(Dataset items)

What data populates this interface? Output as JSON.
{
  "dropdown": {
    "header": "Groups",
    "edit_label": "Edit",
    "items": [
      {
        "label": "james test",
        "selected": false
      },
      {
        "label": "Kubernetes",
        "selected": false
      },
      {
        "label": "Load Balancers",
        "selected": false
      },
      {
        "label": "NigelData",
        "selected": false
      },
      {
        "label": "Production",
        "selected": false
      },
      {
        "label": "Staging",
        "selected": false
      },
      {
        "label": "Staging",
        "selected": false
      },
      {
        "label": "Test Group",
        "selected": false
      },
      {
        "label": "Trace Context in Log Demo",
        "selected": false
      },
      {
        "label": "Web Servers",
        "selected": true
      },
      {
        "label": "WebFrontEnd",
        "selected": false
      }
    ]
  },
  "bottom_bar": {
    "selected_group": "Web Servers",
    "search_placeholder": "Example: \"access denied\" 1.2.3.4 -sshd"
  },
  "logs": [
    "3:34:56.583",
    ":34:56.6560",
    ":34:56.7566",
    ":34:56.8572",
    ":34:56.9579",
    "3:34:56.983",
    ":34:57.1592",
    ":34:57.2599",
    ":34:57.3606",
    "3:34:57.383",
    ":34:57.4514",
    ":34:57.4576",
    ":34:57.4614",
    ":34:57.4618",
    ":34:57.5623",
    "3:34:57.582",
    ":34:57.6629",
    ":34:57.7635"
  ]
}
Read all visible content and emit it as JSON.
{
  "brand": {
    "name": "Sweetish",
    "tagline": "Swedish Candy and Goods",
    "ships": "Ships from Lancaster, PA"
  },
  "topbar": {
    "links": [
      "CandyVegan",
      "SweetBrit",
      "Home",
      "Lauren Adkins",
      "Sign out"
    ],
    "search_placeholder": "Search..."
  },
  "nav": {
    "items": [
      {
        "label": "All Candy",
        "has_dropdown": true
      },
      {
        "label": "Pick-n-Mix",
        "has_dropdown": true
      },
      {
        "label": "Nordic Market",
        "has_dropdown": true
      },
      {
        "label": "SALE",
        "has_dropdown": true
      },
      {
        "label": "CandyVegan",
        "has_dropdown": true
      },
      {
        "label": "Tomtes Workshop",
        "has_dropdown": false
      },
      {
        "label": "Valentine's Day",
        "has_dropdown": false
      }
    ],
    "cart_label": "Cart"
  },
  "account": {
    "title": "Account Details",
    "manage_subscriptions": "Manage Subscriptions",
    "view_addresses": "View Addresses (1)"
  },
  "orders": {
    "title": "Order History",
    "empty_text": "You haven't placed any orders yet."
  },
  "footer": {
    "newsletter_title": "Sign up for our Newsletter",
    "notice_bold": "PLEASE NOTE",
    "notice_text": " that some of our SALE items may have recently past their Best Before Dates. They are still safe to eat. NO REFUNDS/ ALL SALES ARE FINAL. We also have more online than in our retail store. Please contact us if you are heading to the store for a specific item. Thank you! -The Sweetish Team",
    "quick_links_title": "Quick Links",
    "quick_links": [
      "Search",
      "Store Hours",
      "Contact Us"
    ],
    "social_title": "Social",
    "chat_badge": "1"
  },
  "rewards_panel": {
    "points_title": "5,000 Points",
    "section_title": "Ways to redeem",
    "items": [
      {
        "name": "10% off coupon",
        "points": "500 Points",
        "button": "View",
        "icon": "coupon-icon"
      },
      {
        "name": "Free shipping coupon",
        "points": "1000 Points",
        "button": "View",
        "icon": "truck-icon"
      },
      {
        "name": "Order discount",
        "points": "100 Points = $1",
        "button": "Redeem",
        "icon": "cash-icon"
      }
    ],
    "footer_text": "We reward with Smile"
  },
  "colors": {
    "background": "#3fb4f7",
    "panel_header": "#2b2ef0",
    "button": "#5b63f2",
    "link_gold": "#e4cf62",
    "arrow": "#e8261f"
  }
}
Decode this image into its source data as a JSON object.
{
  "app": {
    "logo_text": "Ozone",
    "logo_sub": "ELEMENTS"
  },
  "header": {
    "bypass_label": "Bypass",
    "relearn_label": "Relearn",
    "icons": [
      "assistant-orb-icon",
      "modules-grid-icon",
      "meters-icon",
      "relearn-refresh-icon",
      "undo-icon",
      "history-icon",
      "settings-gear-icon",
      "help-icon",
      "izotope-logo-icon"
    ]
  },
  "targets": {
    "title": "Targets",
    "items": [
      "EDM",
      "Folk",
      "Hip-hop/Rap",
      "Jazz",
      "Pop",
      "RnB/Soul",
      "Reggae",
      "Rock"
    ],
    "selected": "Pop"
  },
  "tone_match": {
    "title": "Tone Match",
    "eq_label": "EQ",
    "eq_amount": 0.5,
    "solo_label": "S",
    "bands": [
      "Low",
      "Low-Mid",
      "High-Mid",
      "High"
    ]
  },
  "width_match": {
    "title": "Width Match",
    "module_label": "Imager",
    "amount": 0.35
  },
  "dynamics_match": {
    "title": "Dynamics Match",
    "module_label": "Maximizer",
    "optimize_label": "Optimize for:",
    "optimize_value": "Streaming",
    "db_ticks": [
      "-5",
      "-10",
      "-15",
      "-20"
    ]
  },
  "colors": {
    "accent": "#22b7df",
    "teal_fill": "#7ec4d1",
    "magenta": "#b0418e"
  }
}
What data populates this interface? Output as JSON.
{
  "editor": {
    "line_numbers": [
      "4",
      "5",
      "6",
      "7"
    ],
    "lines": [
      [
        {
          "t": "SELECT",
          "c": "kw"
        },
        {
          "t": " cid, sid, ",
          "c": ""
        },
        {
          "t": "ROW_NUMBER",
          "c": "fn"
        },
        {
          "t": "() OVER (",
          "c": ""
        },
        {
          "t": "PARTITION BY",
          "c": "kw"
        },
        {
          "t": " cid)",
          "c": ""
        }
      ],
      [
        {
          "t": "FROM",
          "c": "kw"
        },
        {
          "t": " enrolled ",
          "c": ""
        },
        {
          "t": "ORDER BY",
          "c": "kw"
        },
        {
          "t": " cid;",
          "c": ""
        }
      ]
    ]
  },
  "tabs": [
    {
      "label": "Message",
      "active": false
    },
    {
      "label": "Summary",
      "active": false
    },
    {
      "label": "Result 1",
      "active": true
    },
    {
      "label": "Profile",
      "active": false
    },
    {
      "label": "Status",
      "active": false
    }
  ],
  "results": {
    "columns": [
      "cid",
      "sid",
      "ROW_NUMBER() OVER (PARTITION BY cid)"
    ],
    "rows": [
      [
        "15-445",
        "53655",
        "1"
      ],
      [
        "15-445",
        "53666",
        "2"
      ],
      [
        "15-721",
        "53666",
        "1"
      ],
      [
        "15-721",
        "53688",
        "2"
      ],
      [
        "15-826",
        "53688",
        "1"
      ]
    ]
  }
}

- WHAT TO PRODUCE: Work out how many lines of the data above hold the word "Sweetish", and write only the count.

- FINAL RESULT: 2